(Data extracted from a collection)
-- start --

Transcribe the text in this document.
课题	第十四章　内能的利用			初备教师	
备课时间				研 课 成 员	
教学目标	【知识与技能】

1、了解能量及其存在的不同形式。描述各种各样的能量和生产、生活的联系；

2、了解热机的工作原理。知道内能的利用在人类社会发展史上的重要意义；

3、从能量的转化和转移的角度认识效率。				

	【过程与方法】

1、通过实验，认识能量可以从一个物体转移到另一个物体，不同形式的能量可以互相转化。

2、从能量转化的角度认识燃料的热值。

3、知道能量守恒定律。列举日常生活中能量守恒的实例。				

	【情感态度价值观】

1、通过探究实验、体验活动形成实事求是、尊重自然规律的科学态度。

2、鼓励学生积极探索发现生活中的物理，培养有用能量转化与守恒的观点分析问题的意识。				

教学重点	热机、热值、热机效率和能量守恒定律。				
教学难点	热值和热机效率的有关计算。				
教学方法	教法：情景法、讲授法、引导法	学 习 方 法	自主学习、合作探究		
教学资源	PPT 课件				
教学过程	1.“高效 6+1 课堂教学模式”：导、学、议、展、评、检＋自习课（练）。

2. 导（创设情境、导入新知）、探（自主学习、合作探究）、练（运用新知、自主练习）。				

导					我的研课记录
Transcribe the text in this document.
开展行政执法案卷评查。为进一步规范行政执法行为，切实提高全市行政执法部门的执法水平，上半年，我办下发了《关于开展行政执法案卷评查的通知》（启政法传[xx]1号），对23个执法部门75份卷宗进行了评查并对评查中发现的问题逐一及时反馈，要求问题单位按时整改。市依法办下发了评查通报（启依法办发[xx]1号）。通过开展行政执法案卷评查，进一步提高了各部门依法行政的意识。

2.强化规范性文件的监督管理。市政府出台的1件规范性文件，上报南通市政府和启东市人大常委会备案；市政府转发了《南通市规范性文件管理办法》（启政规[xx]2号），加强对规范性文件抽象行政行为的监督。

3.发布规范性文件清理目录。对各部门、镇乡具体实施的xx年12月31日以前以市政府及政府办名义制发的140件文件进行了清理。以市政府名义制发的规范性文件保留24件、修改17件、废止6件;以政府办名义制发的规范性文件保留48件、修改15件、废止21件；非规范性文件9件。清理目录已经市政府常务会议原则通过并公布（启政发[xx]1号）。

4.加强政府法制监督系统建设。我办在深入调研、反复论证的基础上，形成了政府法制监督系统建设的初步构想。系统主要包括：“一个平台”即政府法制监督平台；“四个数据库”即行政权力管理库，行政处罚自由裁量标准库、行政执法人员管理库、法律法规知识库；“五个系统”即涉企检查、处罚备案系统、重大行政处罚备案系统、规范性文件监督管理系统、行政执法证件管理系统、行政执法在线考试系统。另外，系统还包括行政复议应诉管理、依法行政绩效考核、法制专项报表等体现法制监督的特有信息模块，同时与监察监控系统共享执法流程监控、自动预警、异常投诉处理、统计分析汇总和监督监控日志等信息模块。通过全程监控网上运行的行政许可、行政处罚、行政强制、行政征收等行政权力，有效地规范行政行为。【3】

-- end --

→ **What is expected**: Output each entry precisely as given.

→ **Solved problem**:
Transcribe the text in this document.
课题	第十四章　内能的利用			初备教师	
备课时间				研 课 成 员	
教学目标	【知识与技能】

1、了解能量及其存在的不同形式。描述各种各样的能量和生产、生活的联系；

2、了解热机的工作原理。知道内能的利用在人类社会发展史上的重要意义；

3、从能量的转化和转移的角度认识效率。				

	【过程与方法】

1、通过实验，认识能量可以从一个物体转移到另一个物体，不同形式的能量可以互相转化。

2、从能量转化的角度认识燃料的热值。

3、知道能量守恒定律。列举日常生活中能量守恒的实例。				

	【情感态度价值观】

1、通过探究实验、体验活动形成实事求是、尊重自然规律的科学态度。

2、鼓励学生积极探索发现生活中的物理，培养有用能量转化与守恒的观点分析问题的意识。				

教学重点	热机、热值、热机效率和能量守恒定律。				
教学难点	热值和热机效率的有关计算。				
教学方法	教法：情景法、讲授法、引导法	学 习 方 法	自主学习、合作探究		
教学资源	PPT 课件				
教学过程	1.“高效 6+1 课堂教学模式”：导、学、议、展、评、检＋自习课（练）。

2. 导（创设情境、导入新知）、探（自主学习、合作探究）、练（运用新知、自主练习）。				

导					我的研课记录
Transcribe the text in this document.
开展行政执法案卷评查。为进一步规范行政执法行为，切实提高全市行政执法部门的执法水平，上半年，我办下发了《关于开展行政执法案卷评查的通知》（启政法传[xx]1号），对23个执法部门75份卷宗进行了评查并对评查中发现的问题逐一及时反馈，要求问题单位按时整改。市依法办下发了评查通报（启依法办发[xx]1号）。通过开展行政执法案卷评查，进一步提高了各部门依法行政的意识。

2.强化规范性文件的监督管理。市政府出台的1件规范性文件，上报南通市政府和启东市人大常委会备案；市政府转发了《南通市规范性文件管理办法》（启政规[xx]2号），加强对规范性文件抽象行政行为的监督。

3.发布规范性文件清理目录。对各部门、镇乡具体实施的xx年12月31日以前以市政府及政府办名义制发的140件文件进行了清理。以市政府名义制发的规范性文件保留24件、修改17件、废止6件;以政府办名义制发的规范性文件保留48件、修改15件、废止21件；非规范性文件9件。清理目录已经市政府常务会议原则通过并公布（启政发[xx]1号）。

4.加强政府法制监督系统建设。我办在深入调研、反复论证的基础上，形成了政府法制监督系统建设的初步构想。系统主要包括：“一个平台”即政府法制监督平台；“四个数据库”即行政权力管理库，行政处罚自由裁量标准库、行政执法人员管理库、法律法规知识库；“五个系统”即涉企检查、处罚备案系统、重大行政处罚备案系统、规范性文件监督管理系统、行政执法证件管理系统、行政执法在线考试系统。另外，系统还包括行政复议应诉管理、依法行政绩效考核、法制专项报表等体现法制监督的特有信息模块，同时与监察监控系统共享执法流程监控、自动预警、异常投诉处理、统计分析汇总和监督监控日志等信息模块。通过全程监控网上运行的行政许可、行政处罚、行政强制、行政征收等行政权力，有效地规范行政行为。【3】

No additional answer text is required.